[Collected data]
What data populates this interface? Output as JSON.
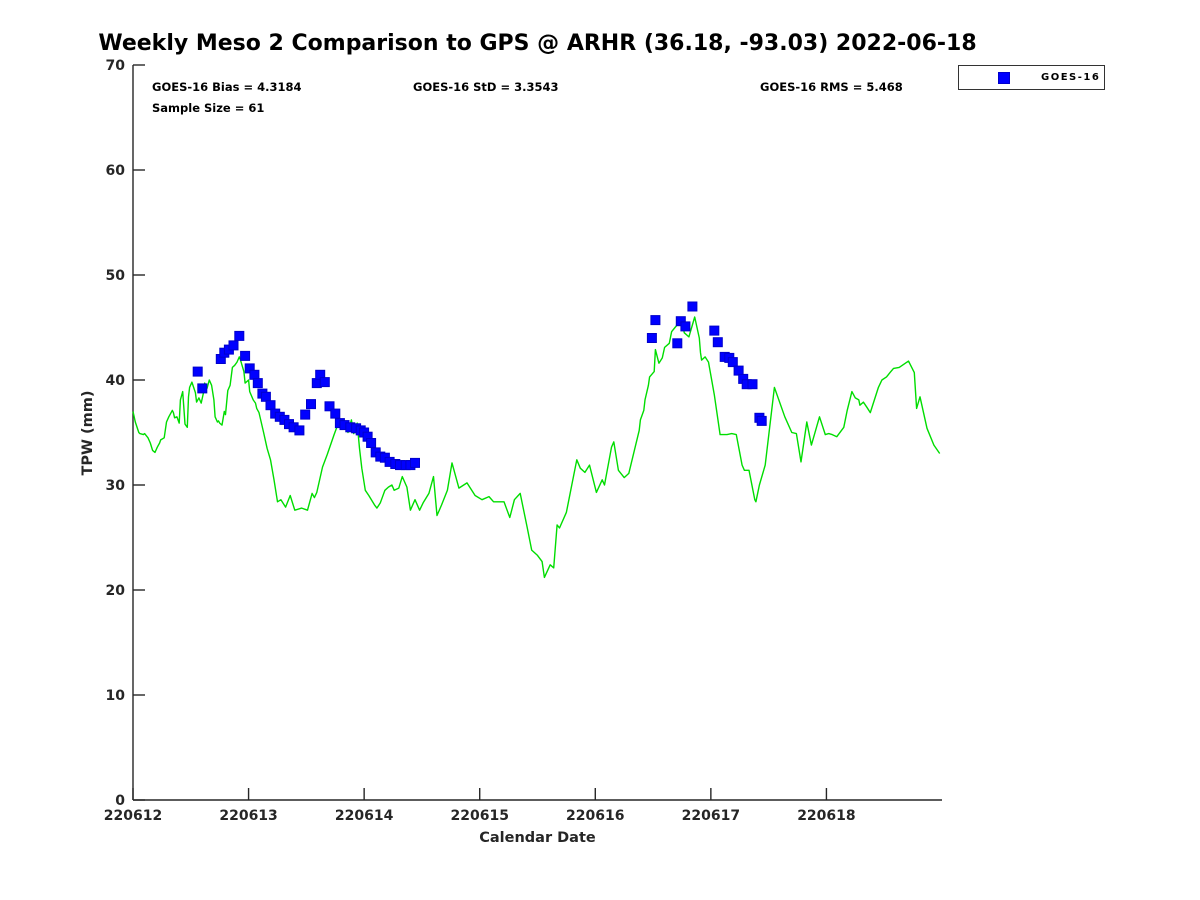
{
  "title": "Weekly Meso 2 Comparison to GPS @ ARHR (36.18, -93.03) 2022-06-18",
  "stats": {
    "bias": "GOES-16 Bias = 4.3184",
    "std": "GOES-16 StD = 3.3543",
    "rms": "GOES-16 RMS = 5.468",
    "sample_size": "Sample Size = 61"
  },
  "legend": {
    "entries": [
      {
        "label": "GOES-16",
        "marker": "square",
        "color": "#0000FF"
      }
    ]
  },
  "chart_data": {
    "type": "line",
    "title": "Weekly Meso 2 Comparison to GPS @ ARHR (36.18, -93.03) 2022-06-18",
    "xlabel": "Calendar Date",
    "ylabel": "TPW (mm)",
    "x_tick_labels": [
      "220612",
      "220613",
      "220614",
      "220615",
      "220616",
      "220617",
      "220618"
    ],
    "x_units": "days since 220612",
    "xlim": [
      0,
      7
    ],
    "ylim": [
      0,
      70
    ],
    "y_ticks": [
      0,
      10,
      20,
      30,
      40,
      50,
      60,
      70
    ],
    "grid": false,
    "legend_position": "top-right",
    "series": [
      {
        "name": "GPS",
        "type": "line",
        "color": "#00DD00",
        "points": [
          [
            0.0,
            37.0
          ],
          [
            0.02,
            36.0
          ],
          [
            0.05,
            35.0
          ],
          [
            0.06,
            34.9
          ],
          [
            0.09,
            34.8
          ],
          [
            0.1,
            34.9
          ],
          [
            0.13,
            34.5
          ],
          [
            0.15,
            34.0
          ],
          [
            0.17,
            33.3
          ],
          [
            0.19,
            33.1
          ],
          [
            0.21,
            33.6
          ],
          [
            0.23,
            34.0
          ],
          [
            0.24,
            34.3
          ],
          [
            0.27,
            34.5
          ],
          [
            0.29,
            36.0
          ],
          [
            0.31,
            36.5
          ],
          [
            0.34,
            37.1
          ],
          [
            0.35,
            36.9
          ],
          [
            0.36,
            36.4
          ],
          [
            0.38,
            36.5
          ],
          [
            0.4,
            35.9
          ],
          [
            0.41,
            38.1
          ],
          [
            0.43,
            38.9
          ],
          [
            0.45,
            35.8
          ],
          [
            0.47,
            35.5
          ],
          [
            0.48,
            38.4
          ],
          [
            0.49,
            39.3
          ],
          [
            0.51,
            39.8
          ],
          [
            0.54,
            38.8
          ],
          [
            0.55,
            37.9
          ],
          [
            0.57,
            38.3
          ],
          [
            0.59,
            37.8
          ],
          [
            0.61,
            38.8
          ],
          [
            0.62,
            39.7
          ],
          [
            0.64,
            39.2
          ],
          [
            0.66,
            40.0
          ],
          [
            0.68,
            39.5
          ],
          [
            0.7,
            38.1
          ],
          [
            0.71,
            36.5
          ],
          [
            0.73,
            36.0
          ],
          [
            0.74,
            36.1
          ],
          [
            0.75,
            35.9
          ],
          [
            0.77,
            35.7
          ],
          [
            0.79,
            37.0
          ],
          [
            0.8,
            36.7
          ],
          [
            0.82,
            39.0
          ],
          [
            0.84,
            39.5
          ],
          [
            0.86,
            41.2
          ],
          [
            0.88,
            41.4
          ],
          [
            0.9,
            41.7
          ],
          [
            0.92,
            42.2
          ],
          [
            0.93,
            41.9
          ],
          [
            0.96,
            40.8
          ],
          [
            0.97,
            39.7
          ],
          [
            1.0,
            40.0
          ],
          [
            1.01,
            38.9
          ],
          [
            1.04,
            38.1
          ],
          [
            1.06,
            37.8
          ],
          [
            1.07,
            37.3
          ],
          [
            1.09,
            36.9
          ],
          [
            1.13,
            35.0
          ],
          [
            1.16,
            33.5
          ],
          [
            1.19,
            32.4
          ],
          [
            1.22,
            30.5
          ],
          [
            1.25,
            28.4
          ],
          [
            1.28,
            28.6
          ],
          [
            1.32,
            27.9
          ],
          [
            1.36,
            29.0
          ],
          [
            1.4,
            27.6
          ],
          [
            1.46,
            27.8
          ],
          [
            1.51,
            27.6
          ],
          [
            1.55,
            29.2
          ],
          [
            1.57,
            28.8
          ],
          [
            1.59,
            29.3
          ],
          [
            1.64,
            31.7
          ],
          [
            1.68,
            32.9
          ],
          [
            1.74,
            34.8
          ],
          [
            1.77,
            35.7
          ],
          [
            1.81,
            36.0
          ],
          [
            1.84,
            35.5
          ],
          [
            1.86,
            35.0
          ],
          [
            1.89,
            36.2
          ],
          [
            1.91,
            34.9
          ],
          [
            1.94,
            35.9
          ],
          [
            1.96,
            33.5
          ],
          [
            1.98,
            31.6
          ],
          [
            2.01,
            29.5
          ],
          [
            2.04,
            29.0
          ],
          [
            2.09,
            28.1
          ],
          [
            2.11,
            27.8
          ],
          [
            2.14,
            28.3
          ],
          [
            2.18,
            29.5
          ],
          [
            2.21,
            29.8
          ],
          [
            2.24,
            30.0
          ],
          [
            2.26,
            29.5
          ],
          [
            2.3,
            29.7
          ],
          [
            2.33,
            30.8
          ],
          [
            2.37,
            29.8
          ],
          [
            2.4,
            27.6
          ],
          [
            2.44,
            28.6
          ],
          [
            2.48,
            27.6
          ],
          [
            2.51,
            28.3
          ],
          [
            2.56,
            29.2
          ],
          [
            2.6,
            30.8
          ],
          [
            2.63,
            27.1
          ],
          [
            2.67,
            28.1
          ],
          [
            2.72,
            29.5
          ],
          [
            2.76,
            32.1
          ],
          [
            2.82,
            29.7
          ],
          [
            2.89,
            30.2
          ],
          [
            2.96,
            29.0
          ],
          [
            3.02,
            28.6
          ],
          [
            3.08,
            28.9
          ],
          [
            3.12,
            28.4
          ],
          [
            3.21,
            28.4
          ],
          [
            3.26,
            26.9
          ],
          [
            3.3,
            28.6
          ],
          [
            3.35,
            29.2
          ],
          [
            3.41,
            26.0
          ],
          [
            3.45,
            23.8
          ],
          [
            3.5,
            23.3
          ],
          [
            3.54,
            22.7
          ],
          [
            3.56,
            21.2
          ],
          [
            3.61,
            22.4
          ],
          [
            3.64,
            22.1
          ],
          [
            3.67,
            26.2
          ],
          [
            3.69,
            25.9
          ],
          [
            3.75,
            27.4
          ],
          [
            3.8,
            30.2
          ],
          [
            3.84,
            32.4
          ],
          [
            3.87,
            31.6
          ],
          [
            3.91,
            31.2
          ],
          [
            3.95,
            31.9
          ],
          [
            4.01,
            29.3
          ],
          [
            4.06,
            30.5
          ],
          [
            4.08,
            30.0
          ],
          [
            4.14,
            33.6
          ],
          [
            4.16,
            34.1
          ],
          [
            4.2,
            31.4
          ],
          [
            4.25,
            30.7
          ],
          [
            4.29,
            31.1
          ],
          [
            4.36,
            34.3
          ],
          [
            4.38,
            35.2
          ],
          [
            4.39,
            36.2
          ],
          [
            4.42,
            37.1
          ],
          [
            4.43,
            38.1
          ],
          [
            4.46,
            39.5
          ],
          [
            4.47,
            40.3
          ],
          [
            4.51,
            40.8
          ],
          [
            4.52,
            42.9
          ],
          [
            4.55,
            41.6
          ],
          [
            4.58,
            42.1
          ],
          [
            4.6,
            43.1
          ],
          [
            4.64,
            43.5
          ],
          [
            4.66,
            44.6
          ],
          [
            4.69,
            45.0
          ],
          [
            4.72,
            45.4
          ],
          [
            4.75,
            45.5
          ],
          [
            4.77,
            44.5
          ],
          [
            4.81,
            44.1
          ],
          [
            4.86,
            46.0
          ],
          [
            4.9,
            44.0
          ],
          [
            4.91,
            42.6
          ],
          [
            4.92,
            41.9
          ],
          [
            4.95,
            42.2
          ],
          [
            4.98,
            41.7
          ],
          [
            5.03,
            38.6
          ],
          [
            5.08,
            34.8
          ],
          [
            5.14,
            34.8
          ],
          [
            5.18,
            34.9
          ],
          [
            5.22,
            34.8
          ],
          [
            5.27,
            31.9
          ],
          [
            5.29,
            31.4
          ],
          [
            5.33,
            31.4
          ],
          [
            5.38,
            28.6
          ],
          [
            5.39,
            28.4
          ],
          [
            5.42,
            30.0
          ],
          [
            5.47,
            31.9
          ],
          [
            5.55,
            39.3
          ],
          [
            5.64,
            36.5
          ],
          [
            5.7,
            35.0
          ],
          [
            5.74,
            34.9
          ],
          [
            5.78,
            32.2
          ],
          [
            5.83,
            36.0
          ],
          [
            5.87,
            33.8
          ],
          [
            5.94,
            36.5
          ],
          [
            5.99,
            34.8
          ],
          [
            6.02,
            34.9
          ],
          [
            6.05,
            34.8
          ],
          [
            6.09,
            34.6
          ],
          [
            6.15,
            35.5
          ],
          [
            6.18,
            37.1
          ],
          [
            6.22,
            38.9
          ],
          [
            6.25,
            38.3
          ],
          [
            6.28,
            38.1
          ],
          [
            6.29,
            37.6
          ],
          [
            6.32,
            37.9
          ],
          [
            6.35,
            37.4
          ],
          [
            6.38,
            36.9
          ],
          [
            6.45,
            39.3
          ],
          [
            6.48,
            40.0
          ],
          [
            6.52,
            40.3
          ],
          [
            6.55,
            40.7
          ],
          [
            6.58,
            41.1
          ],
          [
            6.63,
            41.2
          ],
          [
            6.71,
            41.8
          ],
          [
            6.76,
            40.7
          ],
          [
            6.78,
            37.3
          ],
          [
            6.81,
            38.4
          ],
          [
            6.87,
            35.4
          ],
          [
            6.93,
            33.8
          ],
          [
            6.98,
            33.0
          ]
        ]
      },
      {
        "name": "GOES-16",
        "type": "scatter",
        "marker": "square",
        "color": "#0000FF",
        "points": [
          [
            0.56,
            40.8
          ],
          [
            0.6,
            39.2
          ],
          [
            0.76,
            42.0
          ],
          [
            0.79,
            42.6
          ],
          [
            0.83,
            42.9
          ],
          [
            0.87,
            43.3
          ],
          [
            0.92,
            44.2
          ],
          [
            0.97,
            42.3
          ],
          [
            1.01,
            41.1
          ],
          [
            1.05,
            40.5
          ],
          [
            1.08,
            39.7
          ],
          [
            1.12,
            38.7
          ],
          [
            1.15,
            38.4
          ],
          [
            1.19,
            37.6
          ],
          [
            1.23,
            36.8
          ],
          [
            1.27,
            36.5
          ],
          [
            1.31,
            36.2
          ],
          [
            1.35,
            35.8
          ],
          [
            1.39,
            35.5
          ],
          [
            1.44,
            35.2
          ],
          [
            1.49,
            36.7
          ],
          [
            1.54,
            37.7
          ],
          [
            1.59,
            39.7
          ],
          [
            1.62,
            40.5
          ],
          [
            1.66,
            39.8
          ],
          [
            1.7,
            37.5
          ],
          [
            1.75,
            36.8
          ],
          [
            1.79,
            35.9
          ],
          [
            1.83,
            35.7
          ],
          [
            1.88,
            35.5
          ],
          [
            1.93,
            35.4
          ],
          [
            1.97,
            35.2
          ],
          [
            2.0,
            35.0
          ],
          [
            2.03,
            34.6
          ],
          [
            2.06,
            34.0
          ],
          [
            2.1,
            33.1
          ],
          [
            2.14,
            32.7
          ],
          [
            2.18,
            32.6
          ],
          [
            2.22,
            32.2
          ],
          [
            2.27,
            32.0
          ],
          [
            2.31,
            31.9
          ],
          [
            2.36,
            31.9
          ],
          [
            2.4,
            31.9
          ],
          [
            2.44,
            32.1
          ],
          [
            4.49,
            44.0
          ],
          [
            4.52,
            45.7
          ],
          [
            4.71,
            43.5
          ],
          [
            4.74,
            45.6
          ],
          [
            4.78,
            45.1
          ],
          [
            4.84,
            47.0
          ],
          [
            5.03,
            44.7
          ],
          [
            5.06,
            43.6
          ],
          [
            5.12,
            42.2
          ],
          [
            5.16,
            42.1
          ],
          [
            5.19,
            41.7
          ],
          [
            5.24,
            40.9
          ],
          [
            5.28,
            40.1
          ],
          [
            5.31,
            39.6
          ],
          [
            5.36,
            39.6
          ],
          [
            5.42,
            36.4
          ],
          [
            5.44,
            36.1
          ]
        ]
      }
    ]
  },
  "colors": {
    "gps_line": "#00DD00",
    "goes16_marker": "#0000FF",
    "axis": "#262626",
    "text": "#000000",
    "background": "#FFFFFF"
  }
}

▶ _WORK TO DO_: Count every line in the preceding entries where the string "ARHR" appears, then state only the total.

▶ _EXERCISE ANSWER_: 2